Request
Identify the lines that contain the word "يمني", then copy them.

(Data entries)
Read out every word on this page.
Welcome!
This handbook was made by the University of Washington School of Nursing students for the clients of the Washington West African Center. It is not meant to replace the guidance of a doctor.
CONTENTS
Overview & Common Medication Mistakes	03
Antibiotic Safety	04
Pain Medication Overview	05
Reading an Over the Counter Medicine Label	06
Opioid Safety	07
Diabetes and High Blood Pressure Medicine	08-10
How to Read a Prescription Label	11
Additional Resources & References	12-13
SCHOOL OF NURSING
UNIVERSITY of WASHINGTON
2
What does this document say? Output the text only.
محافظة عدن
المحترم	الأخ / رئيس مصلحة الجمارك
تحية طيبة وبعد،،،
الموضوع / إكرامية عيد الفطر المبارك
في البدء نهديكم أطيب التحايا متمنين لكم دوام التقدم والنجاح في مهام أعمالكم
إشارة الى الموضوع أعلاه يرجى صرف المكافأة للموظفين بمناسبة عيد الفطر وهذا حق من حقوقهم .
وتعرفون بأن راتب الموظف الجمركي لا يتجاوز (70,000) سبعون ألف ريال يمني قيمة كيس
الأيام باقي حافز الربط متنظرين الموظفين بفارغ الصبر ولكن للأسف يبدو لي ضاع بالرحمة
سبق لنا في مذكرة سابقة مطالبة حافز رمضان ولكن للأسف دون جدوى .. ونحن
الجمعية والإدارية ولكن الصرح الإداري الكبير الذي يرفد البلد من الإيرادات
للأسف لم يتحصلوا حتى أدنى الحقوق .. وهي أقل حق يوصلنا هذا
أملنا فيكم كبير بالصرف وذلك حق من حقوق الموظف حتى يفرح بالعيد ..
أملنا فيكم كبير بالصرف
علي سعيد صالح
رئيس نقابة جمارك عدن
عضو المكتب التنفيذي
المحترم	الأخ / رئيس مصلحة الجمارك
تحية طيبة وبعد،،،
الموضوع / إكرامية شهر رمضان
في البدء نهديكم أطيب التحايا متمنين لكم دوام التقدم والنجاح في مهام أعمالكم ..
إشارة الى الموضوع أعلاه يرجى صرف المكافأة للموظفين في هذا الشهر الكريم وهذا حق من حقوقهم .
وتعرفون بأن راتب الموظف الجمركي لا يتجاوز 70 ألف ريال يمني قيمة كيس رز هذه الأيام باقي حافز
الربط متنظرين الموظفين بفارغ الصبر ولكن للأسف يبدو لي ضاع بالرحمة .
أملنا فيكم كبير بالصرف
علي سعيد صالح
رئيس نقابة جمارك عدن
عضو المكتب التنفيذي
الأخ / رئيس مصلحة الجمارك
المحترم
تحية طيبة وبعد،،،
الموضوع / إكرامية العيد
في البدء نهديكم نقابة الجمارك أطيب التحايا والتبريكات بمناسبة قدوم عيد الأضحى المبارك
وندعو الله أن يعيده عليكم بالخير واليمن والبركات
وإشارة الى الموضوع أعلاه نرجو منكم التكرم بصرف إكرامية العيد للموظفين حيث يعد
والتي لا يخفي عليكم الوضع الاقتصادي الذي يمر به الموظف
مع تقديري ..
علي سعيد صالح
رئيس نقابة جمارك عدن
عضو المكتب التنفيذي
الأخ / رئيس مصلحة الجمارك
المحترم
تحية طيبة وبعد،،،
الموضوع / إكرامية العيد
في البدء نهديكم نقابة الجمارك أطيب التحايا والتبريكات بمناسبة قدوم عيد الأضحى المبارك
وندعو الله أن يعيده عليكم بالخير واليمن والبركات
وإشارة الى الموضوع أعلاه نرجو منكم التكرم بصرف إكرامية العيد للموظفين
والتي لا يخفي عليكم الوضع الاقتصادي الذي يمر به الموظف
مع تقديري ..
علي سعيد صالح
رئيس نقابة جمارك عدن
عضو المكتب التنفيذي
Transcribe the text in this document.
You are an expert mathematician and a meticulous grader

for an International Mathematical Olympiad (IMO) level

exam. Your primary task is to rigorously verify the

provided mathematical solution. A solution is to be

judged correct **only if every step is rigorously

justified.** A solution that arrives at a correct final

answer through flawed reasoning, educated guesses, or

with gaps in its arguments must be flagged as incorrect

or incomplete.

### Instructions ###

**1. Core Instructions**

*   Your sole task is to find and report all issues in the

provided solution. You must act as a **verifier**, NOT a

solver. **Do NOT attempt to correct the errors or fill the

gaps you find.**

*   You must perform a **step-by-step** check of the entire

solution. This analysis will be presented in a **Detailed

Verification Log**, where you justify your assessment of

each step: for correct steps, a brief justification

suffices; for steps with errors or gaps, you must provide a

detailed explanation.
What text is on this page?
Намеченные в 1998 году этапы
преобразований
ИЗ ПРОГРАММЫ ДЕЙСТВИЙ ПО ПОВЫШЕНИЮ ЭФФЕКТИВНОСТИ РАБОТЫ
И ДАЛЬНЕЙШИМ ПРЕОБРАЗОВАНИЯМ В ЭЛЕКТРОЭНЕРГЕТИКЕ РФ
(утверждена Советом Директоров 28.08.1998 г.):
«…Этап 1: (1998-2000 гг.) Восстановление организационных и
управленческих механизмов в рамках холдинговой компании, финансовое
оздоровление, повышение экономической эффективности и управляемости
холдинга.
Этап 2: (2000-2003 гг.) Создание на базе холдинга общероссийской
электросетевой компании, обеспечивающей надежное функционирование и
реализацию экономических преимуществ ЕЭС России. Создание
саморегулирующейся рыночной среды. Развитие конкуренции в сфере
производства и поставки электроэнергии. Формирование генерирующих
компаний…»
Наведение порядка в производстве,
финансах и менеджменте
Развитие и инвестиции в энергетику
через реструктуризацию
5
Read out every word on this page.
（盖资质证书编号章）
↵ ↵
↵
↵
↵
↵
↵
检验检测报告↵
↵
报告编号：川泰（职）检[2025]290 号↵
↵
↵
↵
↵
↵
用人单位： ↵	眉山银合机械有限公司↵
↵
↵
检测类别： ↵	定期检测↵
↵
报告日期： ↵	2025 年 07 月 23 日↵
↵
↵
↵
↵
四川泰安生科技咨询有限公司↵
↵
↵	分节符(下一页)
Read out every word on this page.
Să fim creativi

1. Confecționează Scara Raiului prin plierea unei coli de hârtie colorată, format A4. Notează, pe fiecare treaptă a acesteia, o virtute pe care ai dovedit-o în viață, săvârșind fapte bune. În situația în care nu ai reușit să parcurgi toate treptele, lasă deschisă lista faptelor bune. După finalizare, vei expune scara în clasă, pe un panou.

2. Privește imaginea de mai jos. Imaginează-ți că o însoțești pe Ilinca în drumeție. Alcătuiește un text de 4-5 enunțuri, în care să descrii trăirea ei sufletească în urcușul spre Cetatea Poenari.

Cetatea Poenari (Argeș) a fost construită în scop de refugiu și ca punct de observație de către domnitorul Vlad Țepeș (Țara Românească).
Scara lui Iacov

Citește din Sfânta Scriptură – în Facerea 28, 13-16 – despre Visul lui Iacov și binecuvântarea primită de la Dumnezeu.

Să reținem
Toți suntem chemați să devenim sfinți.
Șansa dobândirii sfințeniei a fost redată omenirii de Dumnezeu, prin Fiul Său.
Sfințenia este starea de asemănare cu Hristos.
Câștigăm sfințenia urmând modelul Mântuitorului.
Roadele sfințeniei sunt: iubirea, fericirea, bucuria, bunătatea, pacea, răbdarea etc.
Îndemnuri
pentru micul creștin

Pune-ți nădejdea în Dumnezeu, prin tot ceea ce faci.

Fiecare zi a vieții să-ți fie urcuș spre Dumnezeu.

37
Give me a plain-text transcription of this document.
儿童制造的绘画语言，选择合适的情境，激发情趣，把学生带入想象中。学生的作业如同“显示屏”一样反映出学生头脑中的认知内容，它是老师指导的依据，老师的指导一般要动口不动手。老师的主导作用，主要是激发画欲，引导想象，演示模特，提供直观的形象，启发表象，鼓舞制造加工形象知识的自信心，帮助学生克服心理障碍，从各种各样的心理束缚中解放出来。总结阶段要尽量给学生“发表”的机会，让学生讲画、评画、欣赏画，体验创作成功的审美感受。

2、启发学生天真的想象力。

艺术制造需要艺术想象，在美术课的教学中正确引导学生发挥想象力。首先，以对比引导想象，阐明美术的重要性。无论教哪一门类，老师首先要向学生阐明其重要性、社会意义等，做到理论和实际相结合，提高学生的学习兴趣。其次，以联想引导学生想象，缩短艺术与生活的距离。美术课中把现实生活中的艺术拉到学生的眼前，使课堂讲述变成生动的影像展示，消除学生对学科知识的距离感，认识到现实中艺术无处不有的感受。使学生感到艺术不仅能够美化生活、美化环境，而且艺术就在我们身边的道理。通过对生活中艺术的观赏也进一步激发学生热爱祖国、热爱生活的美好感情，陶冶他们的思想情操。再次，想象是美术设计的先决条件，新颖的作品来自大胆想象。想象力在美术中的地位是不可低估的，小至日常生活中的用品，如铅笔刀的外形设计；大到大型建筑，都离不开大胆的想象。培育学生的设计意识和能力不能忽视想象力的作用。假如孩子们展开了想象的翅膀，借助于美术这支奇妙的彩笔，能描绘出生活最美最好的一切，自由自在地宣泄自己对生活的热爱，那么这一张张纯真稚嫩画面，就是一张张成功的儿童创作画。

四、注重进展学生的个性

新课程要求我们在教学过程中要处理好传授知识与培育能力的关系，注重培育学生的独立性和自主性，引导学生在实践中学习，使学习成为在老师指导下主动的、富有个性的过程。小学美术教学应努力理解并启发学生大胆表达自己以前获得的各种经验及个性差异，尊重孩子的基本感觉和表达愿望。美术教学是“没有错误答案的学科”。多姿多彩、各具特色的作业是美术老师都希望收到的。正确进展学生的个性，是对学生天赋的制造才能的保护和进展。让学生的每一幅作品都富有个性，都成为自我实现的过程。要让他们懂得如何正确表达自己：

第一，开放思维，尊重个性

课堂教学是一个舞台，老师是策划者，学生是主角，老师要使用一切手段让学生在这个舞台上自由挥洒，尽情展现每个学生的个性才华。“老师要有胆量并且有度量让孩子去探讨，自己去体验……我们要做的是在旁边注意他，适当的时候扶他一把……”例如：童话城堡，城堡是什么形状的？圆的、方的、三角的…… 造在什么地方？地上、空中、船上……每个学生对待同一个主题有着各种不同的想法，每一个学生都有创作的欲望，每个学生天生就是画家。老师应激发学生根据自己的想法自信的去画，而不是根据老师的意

Exercise solution
وتعرفون بأن راتب الموظف الجمركي لا يتجاوز (70,000) سبعون ألف ريال يمني قيمة كيس
وتعرفون بأن راتب الموظف الجمركي لا يتجاوز 70 ألف ريال يمني قيمة كيس رز هذه الأيام باقي حافز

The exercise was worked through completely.